··· Given data

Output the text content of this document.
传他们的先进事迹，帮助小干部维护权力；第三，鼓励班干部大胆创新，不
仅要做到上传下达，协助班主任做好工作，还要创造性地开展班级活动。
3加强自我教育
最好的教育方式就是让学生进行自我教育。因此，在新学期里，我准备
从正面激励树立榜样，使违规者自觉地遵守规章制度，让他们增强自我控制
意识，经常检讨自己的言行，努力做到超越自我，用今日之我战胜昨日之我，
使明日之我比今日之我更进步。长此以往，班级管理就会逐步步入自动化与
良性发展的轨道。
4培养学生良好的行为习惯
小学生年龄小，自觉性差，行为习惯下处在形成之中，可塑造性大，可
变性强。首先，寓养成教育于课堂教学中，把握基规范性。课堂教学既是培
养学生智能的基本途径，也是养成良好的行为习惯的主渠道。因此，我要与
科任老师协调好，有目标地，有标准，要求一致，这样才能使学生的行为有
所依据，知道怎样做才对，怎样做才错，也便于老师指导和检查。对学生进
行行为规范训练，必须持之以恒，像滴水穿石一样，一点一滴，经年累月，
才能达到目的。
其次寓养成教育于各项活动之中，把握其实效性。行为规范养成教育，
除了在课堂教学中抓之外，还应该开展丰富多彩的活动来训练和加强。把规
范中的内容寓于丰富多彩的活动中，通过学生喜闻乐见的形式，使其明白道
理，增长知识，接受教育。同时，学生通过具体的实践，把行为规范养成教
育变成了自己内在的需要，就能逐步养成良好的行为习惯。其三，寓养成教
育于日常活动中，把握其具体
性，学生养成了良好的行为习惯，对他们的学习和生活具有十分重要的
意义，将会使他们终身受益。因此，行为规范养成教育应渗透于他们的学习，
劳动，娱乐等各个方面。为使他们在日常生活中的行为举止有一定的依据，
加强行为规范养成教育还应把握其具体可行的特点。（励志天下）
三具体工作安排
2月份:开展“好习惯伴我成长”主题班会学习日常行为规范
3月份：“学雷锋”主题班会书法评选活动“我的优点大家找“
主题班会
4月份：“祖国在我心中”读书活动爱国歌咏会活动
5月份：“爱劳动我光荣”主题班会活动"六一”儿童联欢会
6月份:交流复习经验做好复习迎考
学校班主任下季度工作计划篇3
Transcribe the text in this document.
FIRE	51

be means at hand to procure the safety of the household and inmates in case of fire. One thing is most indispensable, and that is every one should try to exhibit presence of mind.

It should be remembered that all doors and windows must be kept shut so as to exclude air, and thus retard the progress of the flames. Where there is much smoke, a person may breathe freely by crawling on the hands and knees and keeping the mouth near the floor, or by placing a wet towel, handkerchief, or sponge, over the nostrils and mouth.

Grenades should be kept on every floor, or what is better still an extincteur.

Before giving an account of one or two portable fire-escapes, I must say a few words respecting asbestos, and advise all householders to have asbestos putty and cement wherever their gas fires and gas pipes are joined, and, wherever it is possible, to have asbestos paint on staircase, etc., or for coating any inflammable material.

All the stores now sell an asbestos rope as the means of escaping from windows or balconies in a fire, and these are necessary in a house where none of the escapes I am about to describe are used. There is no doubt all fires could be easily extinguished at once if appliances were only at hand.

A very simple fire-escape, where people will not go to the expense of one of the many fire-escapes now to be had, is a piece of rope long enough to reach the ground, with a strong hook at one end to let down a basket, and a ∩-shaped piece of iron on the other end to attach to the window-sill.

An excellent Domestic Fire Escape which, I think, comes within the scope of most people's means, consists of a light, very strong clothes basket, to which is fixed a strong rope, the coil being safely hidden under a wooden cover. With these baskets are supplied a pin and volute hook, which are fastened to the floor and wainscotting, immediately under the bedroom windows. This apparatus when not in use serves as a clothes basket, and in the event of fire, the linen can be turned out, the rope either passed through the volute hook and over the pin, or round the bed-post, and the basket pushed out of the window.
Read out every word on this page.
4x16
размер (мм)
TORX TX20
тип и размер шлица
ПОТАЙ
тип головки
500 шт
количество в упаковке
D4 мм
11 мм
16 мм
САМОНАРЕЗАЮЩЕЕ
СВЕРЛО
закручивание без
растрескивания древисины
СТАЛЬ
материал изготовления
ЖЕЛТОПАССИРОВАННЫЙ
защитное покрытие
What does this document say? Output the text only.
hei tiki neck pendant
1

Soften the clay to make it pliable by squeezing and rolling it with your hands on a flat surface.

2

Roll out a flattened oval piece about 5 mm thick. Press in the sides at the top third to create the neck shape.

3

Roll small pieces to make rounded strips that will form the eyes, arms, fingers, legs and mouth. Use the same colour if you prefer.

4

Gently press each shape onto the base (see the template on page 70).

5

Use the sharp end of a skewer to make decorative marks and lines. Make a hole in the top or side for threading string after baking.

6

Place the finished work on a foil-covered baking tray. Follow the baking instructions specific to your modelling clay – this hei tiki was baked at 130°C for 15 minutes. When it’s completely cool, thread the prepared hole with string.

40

······

## Given request
Nothing in the data may differ; print all of it exactly as written.

## Task result
Output the text content of this document.
传他们的先进事迹，帮助小干部维护权力；第三，鼓励班干部大胆创新，不
仅要做到上传下达，协助班主任做好工作，还要创造性地开展班级活动。
3加强自我教育
最好的教育方式就是让学生进行自我教育。因此，在新学期里，我准备
从正面激励树立榜样，使违规者自觉地遵守规章制度，让他们增强自我控制
意识，经常检讨自己的言行，努力做到超越自我，用今日之我战胜昨日之我，
使明日之我比今日之我更进步。长此以往，班级管理就会逐步步入自动化与
良性发展的轨道。
4培养学生良好的行为习惯
小学生年龄小，自觉性差，行为习惯下处在形成之中，可塑造性大，可
变性强。首先，寓养成教育于课堂教学中，把握基规范性。课堂教学既是培
养学生智能的基本途径，也是养成良好的行为习惯的主渠道。因此，我要与
科任老师协调好，有目标地，有标准，要求一致，这样才能使学生的行为有
所依据，知道怎样做才对，怎样做才错，也便于老师指导和检查。对学生进
行行为规范训练，必须持之以恒，像滴水穿石一样，一点一滴，经年累月，
才能达到目的。
其次寓养成教育于各项活动之中，把握其实效性。行为规范养成教育，
除了在课堂教学中抓之外，还应该开展丰富多彩的活动来训练和加强。把规
范中的内容寓于丰富多彩的活动中，通过学生喜闻乐见的形式，使其明白道
理，增长知识，接受教育。同时，学生通过具体的实践，把行为规范养成教
育变成了自己内在的需要，就能逐步养成良好的行为习惯。其三，寓养成教
育于日常活动中，把握其具体
性，学生养成了良好的行为习惯，对他们的学习和生活具有十分重要的
意义，将会使他们终身受益。因此，行为规范养成教育应渗透于他们的学习，
劳动，娱乐等各个方面。为使他们在日常生活中的行为举止有一定的依据，
加强行为规范养成教育还应把握其具体可行的特点。（励志天下）
三具体工作安排
2月份:开展“好习惯伴我成长”主题班会学习日常行为规范
3月份：“学雷锋”主题班会书法评选活动“我的优点大家找“
主题班会
4月份：“祖国在我心中”读书活动爱国歌咏会活动
5月份：“爱劳动我光荣”主题班会活动"六一”儿童联欢会
6月份:交流复习经验做好复习迎考
学校班主任下季度工作计划篇3
Transcribe the text in this document.
FIRE	51

be means at hand to procure the safety of the household and inmates in case of fire. One thing is most indispensable, and that is every one should try to exhibit presence of mind.

It should be remembered that all doors and windows must be kept shut so as to exclude air, and thus retard the progress of the flames. Where there is much smoke, a person may breathe freely by crawling on the hands and knees and keeping the mouth near the floor, or by placing a wet towel, handkerchief, or sponge, over the nostrils and mouth.

Grenades should be kept on every floor, or what is better still an extincteur.

Before giving an account of one or two portable fire-escapes, I must say a few words respecting asbestos, and advise all householders to have asbestos putty and cement wherever their gas fires and gas pipes are joined, and, wherever it is possible, to have asbestos paint on staircase, etc., or for coating any inflammable material.

All the stores now sell an asbestos rope as the means of escaping from windows or balconies in a fire, and these are necessary in a house where none of the escapes I am about to describe are used. There is no doubt all fires could be easily extinguished at once if appliances were only at hand.

A very simple fire-escape, where people will not go to the expense of one of the many fire-escapes now to be had, is a piece of rope long enough to reach the ground, with a strong hook at one end to let down a basket, and a ∩-shaped piece of iron on the other end to attach to the window-sill.

An excellent Domestic Fire Escape which, I think, comes within the scope of most people's means, consists of a light, very strong clothes basket, to which is fixed a strong rope, the coil being safely hidden under a wooden cover. With these baskets are supplied a pin and volute hook, which are fastened to the floor and wainscotting, immediately under the bedroom windows. This apparatus when not in use serves as a clothes basket, and in the event of fire, the linen can be turned out, the rope either passed through the volute hook and over the pin, or round the bed-post, and the basket pushed out of the window.
Read out every word on this page.
4x16
размер (мм)
TORX TX20
тип и размер шлица
ПОТАЙ
тип головки
500 шт
количество в упаковке
D4 мм
11 мм
16 мм
САМОНАРЕЗАЮЩЕЕ
СВЕРЛО
закручивание без
растрескивания древисины
СТАЛЬ
материал изготовления
ЖЕЛТОПАССИРОВАННЫЙ
защитное покрытие
What does this document say? Output the text only.
hei tiki neck pendant
1

Soften the clay to make it pliable by squeezing and rolling it with your hands on a flat surface.

2

Roll out a flattened oval piece about 5 mm thick. Press in the sides at the top third to create the neck shape.

3

Roll small pieces to make rounded strips that will form the eyes, arms, fingers, legs and mouth. Use the same colour if you prefer.

4

Gently press each shape onto the base (see the template on page 70).

5

Use the sharp end of a skewer to make decorative marks and lines. Make a hole in the top or side for threading string after baking.

6

Place the finished work on a foil-covered baking tray. Follow the baking instructions specific to your modelling clay – this hei tiki was baked at 130°C for 15 minutes. When it’s completely cool, thread the prepared hole with string.

40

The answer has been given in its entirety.